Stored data
----------------

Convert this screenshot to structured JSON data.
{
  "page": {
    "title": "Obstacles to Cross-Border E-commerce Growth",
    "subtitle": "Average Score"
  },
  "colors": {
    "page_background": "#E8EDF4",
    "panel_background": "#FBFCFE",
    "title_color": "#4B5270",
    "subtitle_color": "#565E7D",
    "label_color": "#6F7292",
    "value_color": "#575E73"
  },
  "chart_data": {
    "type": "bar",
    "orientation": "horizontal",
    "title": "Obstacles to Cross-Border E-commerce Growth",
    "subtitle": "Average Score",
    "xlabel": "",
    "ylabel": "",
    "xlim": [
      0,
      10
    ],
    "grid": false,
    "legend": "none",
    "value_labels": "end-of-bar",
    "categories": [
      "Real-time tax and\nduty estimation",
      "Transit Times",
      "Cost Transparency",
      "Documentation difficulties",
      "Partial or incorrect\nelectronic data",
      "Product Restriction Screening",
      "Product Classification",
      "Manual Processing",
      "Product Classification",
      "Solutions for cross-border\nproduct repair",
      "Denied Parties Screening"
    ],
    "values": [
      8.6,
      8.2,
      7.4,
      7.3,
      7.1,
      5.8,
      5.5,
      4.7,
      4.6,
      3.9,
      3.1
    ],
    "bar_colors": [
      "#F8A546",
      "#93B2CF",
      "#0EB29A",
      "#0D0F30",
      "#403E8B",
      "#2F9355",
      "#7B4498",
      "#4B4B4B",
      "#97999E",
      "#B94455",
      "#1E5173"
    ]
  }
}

----------------

◆ **TASK OBJECTIVE**
Each record must be repeated exactly as it is.

◆ **OUTPUT OF THE EXERCISE**
Convert this screenshot to structured JSON data.
{
  "page": {
    "title": "Obstacles to Cross-Border E-commerce Growth",
    "subtitle": "Average Score"
  },
  "colors": {
    "page_background": "#E8EDF4",
    "panel_background": "#FBFCFE",
    "title_color": "#4B5270",
    "subtitle_color": "#565E7D",
    "label_color": "#6F7292",
    "value_color": "#575E73"
  },
  "chart_data": {
    "type": "bar",
    "orientation": "horizontal",
    "title": "Obstacles to Cross-Border E-commerce Growth",
    "subtitle": "Average Score",
    "xlabel": "",
    "ylabel": "",
    "xlim": [
      0,
      10
    ],
    "grid": false,
    "legend": "none",
    "value_labels": "end-of-bar",
    "categories": [
      "Real-time tax and\nduty estimation",
      "Transit Times",
      "Cost Transparency",
      "Documentation difficulties",
      "Partial or incorrect\nelectronic data",
      "Product Restriction Screening",
      "Product Classification",
      "Manual Processing",
      "Product Classification",
      "Solutions for cross-border\nproduct repair",
      "Denied Parties Screening"
    ],
    "values": [
      8.6,
      8.2,
      7.4,
      7.3,
      7.1,
      5.8,
      5.5,
      4.7,
      4.6,
      3.9,
      3.1
    ],
    "bar_colors": [
      "#F8A546",
      "#93B2CF",
      "#0EB29A",
      "#0D0F30",
      "#403E8B",
      "#2F9355",
      "#7B4498",
      "#4B4B4B",
      "#97999E",
      "#B94455",
      "#1E5173"
    ]
  }
}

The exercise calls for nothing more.